Exercise objective: From the listing below, return each line that includes "fotográficas".

-- Start Supplied material --

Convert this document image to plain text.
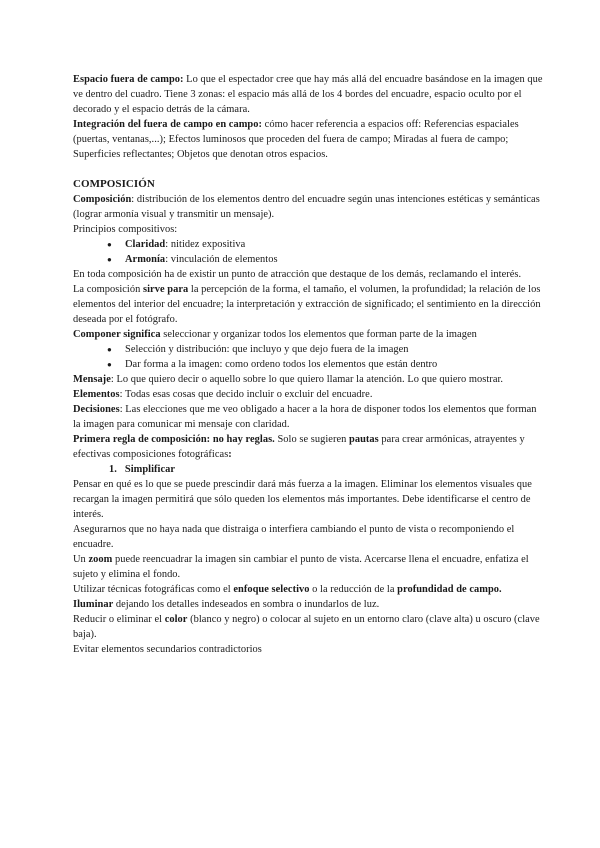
Espacio fuera de campo: Lo que el espectador cree que hay más allá del encuadre basándose en la imagen que ve dentro del cuadro. Tiene 3 zonas: el espacio más allá de los 4 bordes del encuadre, espacio oculto por el decorado y el espacio detrás de la cámara.

Integración del fuera de campo en campo: cómo hacer referencia a espacios off: Referencias espaciales (puertas, ventanas,...); Efectos luminosos que proceden del fuera de campo; Miradas al fuera de campo; Superficies reflectantes; Objetos que denotan otros espacios.

COMPOSICIÓN

Composición: distribución de los elementos dentro del encuadre según unas intenciones estéticas y semánticas (lograr armonía visual y transmitir un mensaje).

Principios compositivos:

● Claridad: nitidez expositiva
● Armonía: vinculación de elementos

En toda composición ha de existir un punto de atracción que destaque de los demás, reclamando el interés.

La composición sirve para la percepción de la forma, el tamaño, el volumen, la profundidad; la relación de los elementos del interior del encuadre; la interpretación y extracción de significado; el sentimiento en la dirección deseada por el fotógrafo.

Componer significa seleccionar y organizar todos los elementos que forman parte de la imagen

● Selección y distribución: que incluyo y que dejo fuera de la imagen
● Dar forma a la imagen: como ordeno todos los elementos que están dentro

Mensaje: Lo que quiero decir o aquello sobre lo que quiero llamar la atención. Lo que quiero mostrar.

Elementos: Todas esas cosas que decido incluir o excluir del encuadre.

Decisiones: Las elecciones que me veo obligado a hacer a la hora de disponer todos los elementos que forman la imagen para comunicar mi mensaje con claridad.

Primera regla de composición: no hay reglas. Solo se sugieren pautas para crear armónicas, atrayentes y efectivas composiciones fotográficas:

1. Simplificar

Pensar en qué es lo que se puede prescindir dará más fuerza a la imagen. Eliminar los elementos visuales que recargan la imagen permitirá que sólo queden los elementos más importantes. Debe identificarse el centro de interés.

Asegurarnos que no haya nada que distraiga o interfiera cambiando el punto de vista o recomponiendo el encuadre.

Un zoom puede reencuadrar la imagen sin cambiar el punto de vista. Acercarse llena el encuadre, enfatiza el sujeto y elimina el fondo.

Utilizar técnicas fotográficas como el enfoque selectivo o la reducción de la profundidad de campo.

Iluminar dejando los detalles indeseados en sombra o inundarlos de luz.

Reducir o eliminar el color (blanco y negro) o colocar al sujeto en un entorno claro (clave alta) u oscuro (clave baja).

Evitar elementos secundarios contradictorios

-- End Supplied material --

Completed exercise:
Primera regla de composición: no hay reglas. Solo se sugieren pautas para crear armónicas, atrayentes y efectivas composiciones fotográficas:
Utilizar técnicas fotográficas como el enfoque selectivo o la reducción de la profundidad de campo.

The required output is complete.